Excerpts from a figure dataset

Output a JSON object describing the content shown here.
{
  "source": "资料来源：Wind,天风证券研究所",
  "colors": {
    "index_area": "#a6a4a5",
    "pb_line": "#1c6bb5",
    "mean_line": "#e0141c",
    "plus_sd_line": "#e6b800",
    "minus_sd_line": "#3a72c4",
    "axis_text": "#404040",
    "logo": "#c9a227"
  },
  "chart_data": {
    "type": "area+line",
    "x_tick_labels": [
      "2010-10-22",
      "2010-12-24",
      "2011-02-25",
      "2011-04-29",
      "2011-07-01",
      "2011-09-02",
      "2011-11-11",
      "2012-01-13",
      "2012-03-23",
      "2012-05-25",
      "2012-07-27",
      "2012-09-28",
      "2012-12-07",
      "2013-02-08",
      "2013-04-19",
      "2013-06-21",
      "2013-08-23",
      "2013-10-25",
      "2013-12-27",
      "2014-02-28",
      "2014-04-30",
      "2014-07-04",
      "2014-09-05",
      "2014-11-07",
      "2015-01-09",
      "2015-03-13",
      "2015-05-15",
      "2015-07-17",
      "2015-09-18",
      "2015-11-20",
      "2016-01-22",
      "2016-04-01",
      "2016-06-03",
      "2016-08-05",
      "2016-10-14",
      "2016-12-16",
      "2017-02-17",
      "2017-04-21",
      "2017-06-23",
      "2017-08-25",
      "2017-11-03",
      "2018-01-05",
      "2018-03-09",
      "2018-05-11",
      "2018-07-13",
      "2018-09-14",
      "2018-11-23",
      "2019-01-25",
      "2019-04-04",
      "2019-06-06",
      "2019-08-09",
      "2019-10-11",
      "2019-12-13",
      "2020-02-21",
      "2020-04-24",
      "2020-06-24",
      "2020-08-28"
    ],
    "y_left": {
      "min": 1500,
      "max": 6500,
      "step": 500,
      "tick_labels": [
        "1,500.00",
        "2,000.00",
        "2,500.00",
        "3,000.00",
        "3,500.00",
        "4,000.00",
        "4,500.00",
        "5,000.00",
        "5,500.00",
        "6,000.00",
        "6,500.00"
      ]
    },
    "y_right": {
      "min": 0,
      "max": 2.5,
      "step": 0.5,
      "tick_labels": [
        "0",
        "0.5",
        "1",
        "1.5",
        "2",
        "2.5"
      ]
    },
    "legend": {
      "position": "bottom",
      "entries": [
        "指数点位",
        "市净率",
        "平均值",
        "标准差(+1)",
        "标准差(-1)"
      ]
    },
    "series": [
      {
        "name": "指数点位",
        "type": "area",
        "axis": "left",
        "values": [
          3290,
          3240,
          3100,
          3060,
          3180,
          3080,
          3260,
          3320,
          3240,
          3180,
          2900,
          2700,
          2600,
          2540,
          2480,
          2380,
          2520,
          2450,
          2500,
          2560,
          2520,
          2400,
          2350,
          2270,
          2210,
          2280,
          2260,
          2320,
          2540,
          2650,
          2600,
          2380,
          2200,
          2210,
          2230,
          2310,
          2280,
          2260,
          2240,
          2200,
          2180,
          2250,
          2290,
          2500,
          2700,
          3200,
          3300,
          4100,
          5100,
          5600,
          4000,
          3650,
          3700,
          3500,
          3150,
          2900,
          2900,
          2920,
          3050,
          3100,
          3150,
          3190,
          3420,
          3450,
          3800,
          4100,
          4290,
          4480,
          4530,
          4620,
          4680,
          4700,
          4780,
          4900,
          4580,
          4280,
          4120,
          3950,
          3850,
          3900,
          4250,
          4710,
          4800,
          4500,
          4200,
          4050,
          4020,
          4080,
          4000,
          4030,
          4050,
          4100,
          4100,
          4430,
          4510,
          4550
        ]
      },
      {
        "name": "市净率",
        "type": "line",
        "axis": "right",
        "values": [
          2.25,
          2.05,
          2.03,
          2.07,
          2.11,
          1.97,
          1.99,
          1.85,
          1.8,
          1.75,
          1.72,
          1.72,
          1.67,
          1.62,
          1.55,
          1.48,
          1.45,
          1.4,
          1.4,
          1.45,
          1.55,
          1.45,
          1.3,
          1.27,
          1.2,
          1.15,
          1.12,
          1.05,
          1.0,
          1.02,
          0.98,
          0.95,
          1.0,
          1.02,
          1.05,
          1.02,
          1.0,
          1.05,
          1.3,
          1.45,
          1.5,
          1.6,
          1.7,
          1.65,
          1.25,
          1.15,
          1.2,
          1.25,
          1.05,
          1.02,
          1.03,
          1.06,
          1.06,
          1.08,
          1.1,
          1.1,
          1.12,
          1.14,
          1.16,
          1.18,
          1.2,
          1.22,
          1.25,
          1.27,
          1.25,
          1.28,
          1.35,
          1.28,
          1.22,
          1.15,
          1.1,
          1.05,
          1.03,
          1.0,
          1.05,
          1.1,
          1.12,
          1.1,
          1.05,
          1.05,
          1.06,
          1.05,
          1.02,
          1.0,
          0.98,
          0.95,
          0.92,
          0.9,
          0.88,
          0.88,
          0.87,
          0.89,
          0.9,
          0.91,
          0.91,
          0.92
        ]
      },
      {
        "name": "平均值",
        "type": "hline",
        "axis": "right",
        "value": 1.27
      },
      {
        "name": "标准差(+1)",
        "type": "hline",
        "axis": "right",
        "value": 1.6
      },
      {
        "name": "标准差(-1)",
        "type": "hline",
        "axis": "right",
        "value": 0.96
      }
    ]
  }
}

#### [Task instructions]
Set down all of the records shown above once more, exactly.

#### [Written solution]
Output a JSON object describing the content shown here.
{
  "source": "资料来源：Wind,天风证券研究所",
  "colors": {
    "index_area": "#a6a4a5",
    "pb_line": "#1c6bb5",
    "mean_line": "#e0141c",
    "plus_sd_line": "#e6b800",
    "minus_sd_line": "#3a72c4",
    "axis_text": "#404040",
    "logo": "#c9a227"
  },
  "chart_data": {
    "type": "area+line",
    "x_tick_labels": [
      "2010-10-22",
      "2010-12-24",
      "2011-02-25",
      "2011-04-29",
      "2011-07-01",
      "2011-09-02",
      "2011-11-11",
      "2012-01-13",
      "2012-03-23",
      "2012-05-25",
      "2012-07-27",
      "2012-09-28",
      "2012-12-07",
      "2013-02-08",
      "2013-04-19",
      "2013-06-21",
      "2013-08-23",
      "2013-10-25",
      "2013-12-27",
      "2014-02-28",
      "2014-04-30",
      "2014-07-04",
      "2014-09-05",
      "2014-11-07",
      "2015-01-09",
      "2015-03-13",
      "2015-05-15",
      "2015-07-17",
      "2015-09-18",
      "2015-11-20",
      "2016-01-22",
      "2016-04-01",
      "2016-06-03",
      "2016-08-05",
      "2016-10-14",
      "2016-12-16",
      "2017-02-17",
      "2017-04-21",
      "2017-06-23",
      "2017-08-25",
      "2017-11-03",
      "2018-01-05",
      "2018-03-09",
      "2018-05-11",
      "2018-07-13",
      "2018-09-14",
      "2018-11-23",
      "2019-01-25",
      "2019-04-04",
      "2019-06-06",
      "2019-08-09",
      "2019-10-11",
      "2019-12-13",
      "2020-02-21",
      "2020-04-24",
      "2020-06-24",
      "2020-08-28"
    ],
    "y_left": {
      "min": 1500,
      "max": 6500,
      "step": 500,
      "tick_labels": [
        "1,500.00",
        "2,000.00",
        "2,500.00",
        "3,000.00",
        "3,500.00",
        "4,000.00",
        "4,500.00",
        "5,000.00",
        "5,500.00",
        "6,000.00",
        "6,500.00"
      ]
    },
    "y_right": {
      "min": 0,
      "max": 2.5,
      "step": 0.5,
      "tick_labels": [
        "0",
        "0.5",
        "1",
        "1.5",
        "2",
        "2.5"
      ]
    },
    "legend": {
      "position": "bottom",
      "entries": [
        "指数点位",
        "市净率",
        "平均值",
        "标准差(+1)",
        "标准差(-1)"
      ]
    },
    "series": [
      {
        "name": "指数点位",
        "type": "area",
        "axis": "left",
        "values": [
          3290,
          3240,
          3100,
          3060,
          3180,
          3080,
          3260,
          3320,
          3240,
          3180,
          2900,
          2700,
          2600,
          2540,
          2480,
          2380,
          2520,
          2450,
          2500,
          2560,
          2520,
          2400,
          2350,
          2270,
          2210,
          2280,
          2260,
          2320,
          2540,
          2650,
          2600,
          2380,
          2200,
          2210,
          2230,
          2310,
          2280,
          2260,
          2240,
          2200,
          2180,
          2250,
          2290,
          2500,
          2700,
          3200,
          3300,
          4100,
          5100,
          5600,
          4000,
          3650,
          3700,
          3500,
          3150,
          2900,
          2900,
          2920,
          3050,
          3100,
          3150,
          3190,
          3420,
          3450,
          3800,
          4100,
          4290,
          4480,
          4530,
          4620,
          4680,
          4700,
          4780,
          4900,
          4580,
          4280,
          4120,
          3950,
          3850,
          3900,
          4250,
          4710,
          4800,
          4500,
          4200,
          4050,
          4020,
          4080,
          4000,
          4030,
          4050,
          4100,
          4100,
          4430,
          4510,
          4550
        ]
      },
      {
        "name": "市净率",
        "type": "line",
        "axis": "right",
        "values": [
          2.25,
          2.05,
          2.03,
          2.07,
          2.11,
          1.97,
          1.99,
          1.85,
          1.8,
          1.75,
          1.72,
          1.72,
          1.67,
          1.62,
          1.55,
          1.48,
          1.45,
          1.4,
          1.4,
          1.45,
          1.55,
          1.45,
          1.3,
          1.27,
          1.2,
          1.15,
          1.12,
          1.05,
          1.0,
          1.02,
          0.98,
          0.95,
          1.0,
          1.02,
          1.05,
          1.02,
          1.0,
          1.05,
          1.3,
          1.45,
          1.5,
          1.6,
          1.7,
          1.65,
          1.25,
          1.15,
          1.2,
          1.25,
          1.05,
          1.02,
          1.03,
          1.06,
          1.06,
          1.08,
          1.1,
          1.1,
          1.12,
          1.14,
          1.16,
          1.18,
          1.2,
          1.22,
          1.25,
          1.27,
          1.25,
          1.28,
          1.35,
          1.28,
          1.22,
          1.15,
          1.1,
          1.05,
          1.03,
          1.0,
          1.05,
          1.1,
          1.12,
          1.1,
          1.05,
          1.05,
          1.06,
          1.05,
          1.02,
          1.0,
          0.98,
          0.95,
          0.92,
          0.9,
          0.88,
          0.88,
          0.87,
          0.89,
          0.9,
          0.91,
          0.91,
          0.92
        ]
      },
      {
        "name": "平均值",
        "type": "hline",
        "axis": "right",
        "value": 1.27
      },
      {
        "name": "标准差(+1)",
        "type": "hline",
        "axis": "right",
        "value": 1.6
      },
      {
        "name": "标准差(-1)",
        "type": "hline",
        "axis": "right",
        "value": 0.96
      }
    ]
  }
}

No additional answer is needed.